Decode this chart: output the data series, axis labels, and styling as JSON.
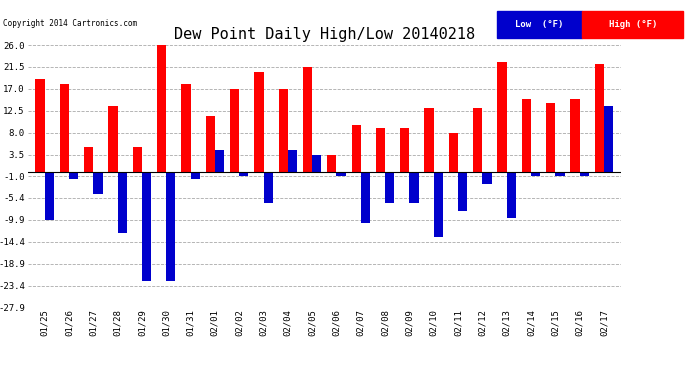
{
  "title": "Dew Point Daily High/Low 20140218",
  "copyright": "Copyright 2014 Cartronics.com",
  "dates": [
    "01/25",
    "01/26",
    "01/27",
    "01/28",
    "01/29",
    "01/30",
    "01/31",
    "02/01",
    "02/02",
    "02/03",
    "02/04",
    "02/05",
    "02/06",
    "02/07",
    "02/08",
    "02/09",
    "02/10",
    "02/11",
    "02/12",
    "02/13",
    "02/14",
    "02/15",
    "02/16",
    "02/17"
  ],
  "high": [
    19.0,
    18.0,
    5.0,
    13.5,
    5.0,
    26.0,
    18.0,
    11.5,
    17.0,
    20.5,
    17.0,
    21.5,
    3.5,
    9.5,
    9.0,
    9.0,
    13.0,
    8.0,
    13.0,
    22.5,
    15.0,
    14.0,
    15.0,
    22.0
  ],
  "low": [
    -10.0,
    -1.5,
    -4.5,
    -12.5,
    -22.5,
    -22.5,
    -1.5,
    4.5,
    -1.0,
    -6.5,
    4.5,
    3.5,
    -1.0,
    -10.5,
    -6.5,
    -6.5,
    -13.5,
    -8.0,
    -2.5,
    -9.5,
    -1.0,
    -1.0,
    -1.0,
    13.5
  ],
  "ylim": [
    -27.9,
    26.0
  ],
  "yticks": [
    26.0,
    21.5,
    17.0,
    12.5,
    8.0,
    3.5,
    -1.0,
    -5.4,
    -9.9,
    -14.4,
    -18.9,
    -23.4,
    -27.9
  ],
  "high_color": "#ff0000",
  "low_color": "#0000cc",
  "background_color": "#ffffff",
  "grid_color": "#aaaaaa",
  "title_fontsize": 11,
  "tick_fontsize": 6.5,
  "legend_fontsize": 6.5
}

==*==

Challenge – Omitting all images, print the listing exactly.

Exercise response –
Decode this chart: output the data series, axis labels, and styling as JSON.
{
  "title": "Dew Point Daily High/Low 20140218",
  "copyright": "Copyright 2014 Cartronics.com",
  "dates": [
    "01/25",
    "01/26",
    "01/27",
    "01/28",
    "01/29",
    "01/30",
    "01/31",
    "02/01",
    "02/02",
    "02/03",
    "02/04",
    "02/05",
    "02/06",
    "02/07",
    "02/08",
    "02/09",
    "02/10",
    "02/11",
    "02/12",
    "02/13",
    "02/14",
    "02/15",
    "02/16",
    "02/17"
  ],
  "high": [
    19.0,
    18.0,
    5.0,
    13.5,
    5.0,
    26.0,
    18.0,
    11.5,
    17.0,
    20.5,
    17.0,
    21.5,
    3.5,
    9.5,
    9.0,
    9.0,
    13.0,
    8.0,
    13.0,
    22.5,
    15.0,
    14.0,
    15.0,
    22.0
  ],
  "low": [
    -10.0,
    -1.5,
    -4.5,
    -12.5,
    -22.5,
    -22.5,
    -1.5,
    4.5,
    -1.0,
    -6.5,
    4.5,
    3.5,
    -1.0,
    -10.5,
    -6.5,
    -6.5,
    -13.5,
    -8.0,
    -2.5,
    -9.5,
    -1.0,
    -1.0,
    -1.0,
    13.5
  ],
  "ylim": [
    -27.9,
    26.0
  ],
  "yticks": [
    26.0,
    21.5,
    17.0,
    12.5,
    8.0,
    3.5,
    -1.0,
    -5.4,
    -9.9,
    -14.4,
    -18.9,
    -23.4,
    -27.9
  ],
  "high_color": "#ff0000",
  "low_color": "#0000cc",
  "background_color": "#ffffff",
  "grid_color": "#aaaaaa",
  "title_fontsize": 11,
  "tick_fontsize": 6.5,
  "legend_fontsize": 6.5
}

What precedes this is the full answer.